● INSTRUCTION:
Copy every line of the records below character for character, with no changes.

● Extracted data entries:
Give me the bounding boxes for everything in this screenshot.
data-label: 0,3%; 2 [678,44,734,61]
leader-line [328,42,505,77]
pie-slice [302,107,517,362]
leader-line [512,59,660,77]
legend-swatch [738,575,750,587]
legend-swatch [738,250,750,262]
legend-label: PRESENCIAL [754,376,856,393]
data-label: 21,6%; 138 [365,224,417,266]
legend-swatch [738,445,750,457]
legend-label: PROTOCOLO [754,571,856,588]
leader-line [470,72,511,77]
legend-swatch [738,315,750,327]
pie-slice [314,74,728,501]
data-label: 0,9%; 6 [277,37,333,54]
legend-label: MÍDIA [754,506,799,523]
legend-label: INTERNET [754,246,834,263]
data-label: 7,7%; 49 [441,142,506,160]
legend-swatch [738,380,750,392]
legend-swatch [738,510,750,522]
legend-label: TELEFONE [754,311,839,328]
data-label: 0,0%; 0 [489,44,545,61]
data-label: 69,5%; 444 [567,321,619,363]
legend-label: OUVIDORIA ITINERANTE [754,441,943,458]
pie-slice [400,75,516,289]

● ANSWER FOR THE TASK:
Give me the bounding boxes for everything in this screenshot.
data-label: 0,3%; 2 [678,44,734,61]
leader-line [328,42,505,77]
pie-slice [302,107,517,362]
leader-line [512,59,660,77]
legend-swatch [738,575,750,587]
legend-swatch [738,250,750,262]
legend-label: PRESENCIAL [754,376,856,393]
data-label: 21,6%; 138 [365,224,417,266]
legend-swatch [738,445,750,457]
legend-label: PROTOCOLO [754,571,856,588]
leader-line [470,72,511,77]
legend-swatch [738,315,750,327]
pie-slice [314,74,728,501]
data-label: 0,9%; 6 [277,37,333,54]
legend-label: MÍDIA [754,506,799,523]
legend-label: INTERNET [754,246,834,263]
data-label: 7,7%; 49 [441,142,506,160]
legend-swatch [738,380,750,392]
legend-swatch [738,510,750,522]
legend-label: TELEFONE [754,311,839,328]
data-label: 0,0%; 0 [489,44,545,61]
data-label: 69,5%; 444 [567,321,619,363]
legend-label: OUVIDORIA ITINERANTE [754,441,943,458]
pie-slice [400,75,516,289]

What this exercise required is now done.